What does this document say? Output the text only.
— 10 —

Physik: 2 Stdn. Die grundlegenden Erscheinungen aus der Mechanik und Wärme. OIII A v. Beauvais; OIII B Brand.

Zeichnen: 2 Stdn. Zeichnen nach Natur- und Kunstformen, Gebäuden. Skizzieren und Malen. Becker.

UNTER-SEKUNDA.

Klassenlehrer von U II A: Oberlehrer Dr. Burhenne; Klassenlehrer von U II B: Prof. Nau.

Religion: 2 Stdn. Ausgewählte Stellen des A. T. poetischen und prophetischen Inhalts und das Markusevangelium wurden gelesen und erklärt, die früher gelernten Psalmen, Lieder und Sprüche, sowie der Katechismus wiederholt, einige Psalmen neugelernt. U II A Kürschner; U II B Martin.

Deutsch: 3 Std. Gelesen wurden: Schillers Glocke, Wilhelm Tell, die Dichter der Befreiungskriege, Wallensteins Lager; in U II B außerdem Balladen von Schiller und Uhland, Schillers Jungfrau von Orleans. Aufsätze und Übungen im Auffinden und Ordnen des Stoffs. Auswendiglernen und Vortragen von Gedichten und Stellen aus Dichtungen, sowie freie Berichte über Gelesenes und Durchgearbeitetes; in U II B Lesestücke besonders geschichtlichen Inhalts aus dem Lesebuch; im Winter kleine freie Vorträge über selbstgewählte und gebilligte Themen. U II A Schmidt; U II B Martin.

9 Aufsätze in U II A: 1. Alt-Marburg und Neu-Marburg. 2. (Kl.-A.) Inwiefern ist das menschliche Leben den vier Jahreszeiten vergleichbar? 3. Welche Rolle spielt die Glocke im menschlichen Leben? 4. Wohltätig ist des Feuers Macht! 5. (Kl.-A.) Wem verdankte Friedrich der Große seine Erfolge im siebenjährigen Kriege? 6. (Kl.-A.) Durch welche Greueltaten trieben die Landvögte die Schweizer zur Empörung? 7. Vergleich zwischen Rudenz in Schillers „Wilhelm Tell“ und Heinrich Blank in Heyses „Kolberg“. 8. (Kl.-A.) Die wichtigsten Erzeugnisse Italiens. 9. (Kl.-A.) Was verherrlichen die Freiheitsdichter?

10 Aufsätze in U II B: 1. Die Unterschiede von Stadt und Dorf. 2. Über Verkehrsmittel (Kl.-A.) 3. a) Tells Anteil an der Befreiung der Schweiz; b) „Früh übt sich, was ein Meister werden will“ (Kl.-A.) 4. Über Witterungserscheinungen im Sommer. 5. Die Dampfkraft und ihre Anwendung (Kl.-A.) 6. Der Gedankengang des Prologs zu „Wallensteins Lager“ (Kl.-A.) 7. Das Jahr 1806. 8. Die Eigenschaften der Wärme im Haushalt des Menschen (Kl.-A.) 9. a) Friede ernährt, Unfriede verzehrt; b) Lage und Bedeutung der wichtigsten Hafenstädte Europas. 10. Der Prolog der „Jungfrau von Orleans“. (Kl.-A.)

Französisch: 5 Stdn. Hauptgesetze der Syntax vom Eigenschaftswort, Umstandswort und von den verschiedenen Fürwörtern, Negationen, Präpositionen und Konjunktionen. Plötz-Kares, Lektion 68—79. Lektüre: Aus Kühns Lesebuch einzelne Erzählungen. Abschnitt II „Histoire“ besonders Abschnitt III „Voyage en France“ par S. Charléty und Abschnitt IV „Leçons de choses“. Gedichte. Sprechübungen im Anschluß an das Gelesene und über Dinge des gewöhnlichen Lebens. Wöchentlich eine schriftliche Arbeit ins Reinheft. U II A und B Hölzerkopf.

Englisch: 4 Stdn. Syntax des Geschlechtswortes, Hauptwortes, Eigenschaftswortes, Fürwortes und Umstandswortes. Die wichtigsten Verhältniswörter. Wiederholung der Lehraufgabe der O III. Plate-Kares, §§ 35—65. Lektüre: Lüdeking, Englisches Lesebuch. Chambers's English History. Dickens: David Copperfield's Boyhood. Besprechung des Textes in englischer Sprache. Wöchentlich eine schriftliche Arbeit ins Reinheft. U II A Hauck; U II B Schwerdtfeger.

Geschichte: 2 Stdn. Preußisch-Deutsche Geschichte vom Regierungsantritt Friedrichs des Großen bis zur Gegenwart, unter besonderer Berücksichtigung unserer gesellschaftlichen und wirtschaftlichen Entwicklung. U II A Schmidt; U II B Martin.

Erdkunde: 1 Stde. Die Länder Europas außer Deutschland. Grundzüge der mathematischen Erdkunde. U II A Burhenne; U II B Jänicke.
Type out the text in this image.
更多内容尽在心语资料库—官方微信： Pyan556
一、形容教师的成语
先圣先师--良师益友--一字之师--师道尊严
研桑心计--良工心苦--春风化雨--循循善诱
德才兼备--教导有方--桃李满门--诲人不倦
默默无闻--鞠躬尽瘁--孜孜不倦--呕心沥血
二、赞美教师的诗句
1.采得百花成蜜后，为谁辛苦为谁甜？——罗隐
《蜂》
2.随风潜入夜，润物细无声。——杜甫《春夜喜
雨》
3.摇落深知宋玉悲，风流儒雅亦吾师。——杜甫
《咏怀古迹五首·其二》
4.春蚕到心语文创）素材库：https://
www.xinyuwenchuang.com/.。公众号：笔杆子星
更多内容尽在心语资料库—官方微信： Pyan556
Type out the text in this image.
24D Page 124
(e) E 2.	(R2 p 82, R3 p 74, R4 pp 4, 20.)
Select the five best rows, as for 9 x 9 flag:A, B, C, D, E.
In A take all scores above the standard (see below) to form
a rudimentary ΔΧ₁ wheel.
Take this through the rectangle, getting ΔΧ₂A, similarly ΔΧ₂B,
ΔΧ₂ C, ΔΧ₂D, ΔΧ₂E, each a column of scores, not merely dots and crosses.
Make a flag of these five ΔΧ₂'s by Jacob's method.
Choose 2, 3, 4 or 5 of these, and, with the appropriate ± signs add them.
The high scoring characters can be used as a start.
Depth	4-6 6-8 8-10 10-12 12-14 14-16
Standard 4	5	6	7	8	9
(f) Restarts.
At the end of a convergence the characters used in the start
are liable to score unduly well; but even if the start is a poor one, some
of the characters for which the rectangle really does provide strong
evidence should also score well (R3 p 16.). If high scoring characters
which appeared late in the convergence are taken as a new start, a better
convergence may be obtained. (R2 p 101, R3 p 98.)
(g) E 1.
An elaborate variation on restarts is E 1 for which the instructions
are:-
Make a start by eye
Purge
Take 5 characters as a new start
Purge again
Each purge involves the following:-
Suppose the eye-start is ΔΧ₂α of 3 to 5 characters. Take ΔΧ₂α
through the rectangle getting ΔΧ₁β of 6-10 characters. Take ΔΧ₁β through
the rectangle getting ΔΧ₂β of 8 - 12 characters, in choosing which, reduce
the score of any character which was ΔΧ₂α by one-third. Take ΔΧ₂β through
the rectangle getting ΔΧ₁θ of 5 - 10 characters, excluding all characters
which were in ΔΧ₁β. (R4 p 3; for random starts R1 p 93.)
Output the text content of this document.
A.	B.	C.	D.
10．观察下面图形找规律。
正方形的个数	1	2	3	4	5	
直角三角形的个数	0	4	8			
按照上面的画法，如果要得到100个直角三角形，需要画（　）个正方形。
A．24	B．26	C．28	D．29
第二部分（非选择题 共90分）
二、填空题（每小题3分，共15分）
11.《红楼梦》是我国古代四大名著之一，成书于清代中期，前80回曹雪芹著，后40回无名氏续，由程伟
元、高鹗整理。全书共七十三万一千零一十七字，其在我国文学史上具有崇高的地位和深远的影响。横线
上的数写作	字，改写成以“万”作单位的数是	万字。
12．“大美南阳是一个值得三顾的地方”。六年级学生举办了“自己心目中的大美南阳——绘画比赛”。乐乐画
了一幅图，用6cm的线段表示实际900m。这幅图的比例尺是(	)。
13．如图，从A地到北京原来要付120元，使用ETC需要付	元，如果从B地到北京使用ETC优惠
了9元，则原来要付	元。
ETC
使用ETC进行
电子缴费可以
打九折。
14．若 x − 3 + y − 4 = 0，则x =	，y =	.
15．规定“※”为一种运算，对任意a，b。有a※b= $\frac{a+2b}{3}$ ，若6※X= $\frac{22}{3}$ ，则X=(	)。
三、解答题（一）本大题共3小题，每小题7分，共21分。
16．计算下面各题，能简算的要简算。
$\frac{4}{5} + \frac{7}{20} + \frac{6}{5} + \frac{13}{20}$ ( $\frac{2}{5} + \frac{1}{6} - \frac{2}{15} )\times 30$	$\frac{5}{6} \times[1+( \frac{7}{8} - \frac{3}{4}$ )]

* * * * * * *

Gather, from the listing above, every line carrying the word "characters".

The high scoring characters can be used as a start.
At the end of a convergence the characters used in the start
of the characters for which the rectangle really does provide strong
evidence should also score well (R3 p 16.). If high scoring characters
Take 5 characters as a new start
Suppose the eye-start is ΔΧ₂α of 3 to 5 characters. Take ΔΧ₂α
through the rectangle getting ΔΧ₁β of 6-10 characters. Take ΔΧ₁β through
the rectangle getting ΔΧ₂β of 8 - 12 characters, in choosing which, reduce
the rectangle getting ΔΧ₁θ of 5 - 10 characters, excluding all characters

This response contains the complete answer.